**OBJECTIVE**
Report the number of lines where the string "dash" occurs, and write nothing else.

[Figure contents as structured data]

★ ★ ★ ★ ★

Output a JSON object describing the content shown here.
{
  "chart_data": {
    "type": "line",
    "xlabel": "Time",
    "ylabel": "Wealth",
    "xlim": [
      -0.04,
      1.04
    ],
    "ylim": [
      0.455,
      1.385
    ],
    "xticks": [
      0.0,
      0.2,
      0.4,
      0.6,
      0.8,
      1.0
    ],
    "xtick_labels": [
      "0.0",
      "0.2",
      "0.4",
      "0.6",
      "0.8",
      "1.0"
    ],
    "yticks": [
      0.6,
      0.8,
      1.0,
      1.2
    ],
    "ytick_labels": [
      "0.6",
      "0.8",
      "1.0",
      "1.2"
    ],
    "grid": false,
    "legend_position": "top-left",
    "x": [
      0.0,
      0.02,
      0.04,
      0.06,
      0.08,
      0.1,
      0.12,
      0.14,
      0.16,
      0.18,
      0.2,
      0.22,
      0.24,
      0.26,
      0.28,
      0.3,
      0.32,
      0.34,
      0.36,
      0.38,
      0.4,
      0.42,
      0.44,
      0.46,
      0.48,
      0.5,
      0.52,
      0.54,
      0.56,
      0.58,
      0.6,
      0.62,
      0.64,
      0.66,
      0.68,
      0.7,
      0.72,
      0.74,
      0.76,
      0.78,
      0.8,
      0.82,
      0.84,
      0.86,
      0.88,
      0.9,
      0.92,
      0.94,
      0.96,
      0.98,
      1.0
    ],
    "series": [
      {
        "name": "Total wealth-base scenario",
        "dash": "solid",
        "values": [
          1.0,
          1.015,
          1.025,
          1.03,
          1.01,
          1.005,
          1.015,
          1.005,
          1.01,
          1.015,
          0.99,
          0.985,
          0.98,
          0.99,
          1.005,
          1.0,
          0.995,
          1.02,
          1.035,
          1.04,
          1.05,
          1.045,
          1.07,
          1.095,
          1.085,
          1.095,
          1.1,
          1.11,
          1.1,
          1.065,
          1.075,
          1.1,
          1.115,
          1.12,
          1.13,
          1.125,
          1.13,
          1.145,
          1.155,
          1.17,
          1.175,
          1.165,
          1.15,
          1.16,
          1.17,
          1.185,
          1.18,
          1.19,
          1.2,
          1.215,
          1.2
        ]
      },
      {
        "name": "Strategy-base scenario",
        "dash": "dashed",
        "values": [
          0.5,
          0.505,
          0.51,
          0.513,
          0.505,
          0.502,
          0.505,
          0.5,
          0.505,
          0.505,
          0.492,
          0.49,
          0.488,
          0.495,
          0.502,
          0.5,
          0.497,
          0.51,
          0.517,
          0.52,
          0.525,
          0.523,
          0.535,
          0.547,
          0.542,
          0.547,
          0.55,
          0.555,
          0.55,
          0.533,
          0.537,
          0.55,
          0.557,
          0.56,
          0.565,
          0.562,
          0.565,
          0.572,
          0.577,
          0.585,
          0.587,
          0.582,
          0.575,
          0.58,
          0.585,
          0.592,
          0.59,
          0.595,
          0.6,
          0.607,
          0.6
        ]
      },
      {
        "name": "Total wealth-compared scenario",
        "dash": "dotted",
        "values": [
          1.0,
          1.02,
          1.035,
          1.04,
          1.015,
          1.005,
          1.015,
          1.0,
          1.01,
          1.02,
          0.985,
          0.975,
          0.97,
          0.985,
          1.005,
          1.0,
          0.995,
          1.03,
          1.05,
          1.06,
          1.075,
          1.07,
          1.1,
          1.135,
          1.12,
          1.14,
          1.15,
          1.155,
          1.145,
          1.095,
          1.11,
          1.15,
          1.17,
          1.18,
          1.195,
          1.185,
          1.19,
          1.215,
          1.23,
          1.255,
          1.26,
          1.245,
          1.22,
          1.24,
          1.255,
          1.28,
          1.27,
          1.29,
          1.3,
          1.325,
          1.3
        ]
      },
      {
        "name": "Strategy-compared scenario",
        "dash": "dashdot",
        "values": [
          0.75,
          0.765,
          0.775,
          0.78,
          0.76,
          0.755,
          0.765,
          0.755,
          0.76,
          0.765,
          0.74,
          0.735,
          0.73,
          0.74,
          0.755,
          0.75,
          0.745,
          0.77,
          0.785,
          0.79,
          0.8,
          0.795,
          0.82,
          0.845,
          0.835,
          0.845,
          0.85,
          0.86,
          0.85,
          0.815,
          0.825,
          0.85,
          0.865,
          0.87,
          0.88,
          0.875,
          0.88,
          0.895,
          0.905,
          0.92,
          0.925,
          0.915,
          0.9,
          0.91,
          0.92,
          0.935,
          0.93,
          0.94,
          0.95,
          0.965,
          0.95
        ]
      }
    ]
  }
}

★ ★ ★ ★ ★

**THE OUTPUT**
4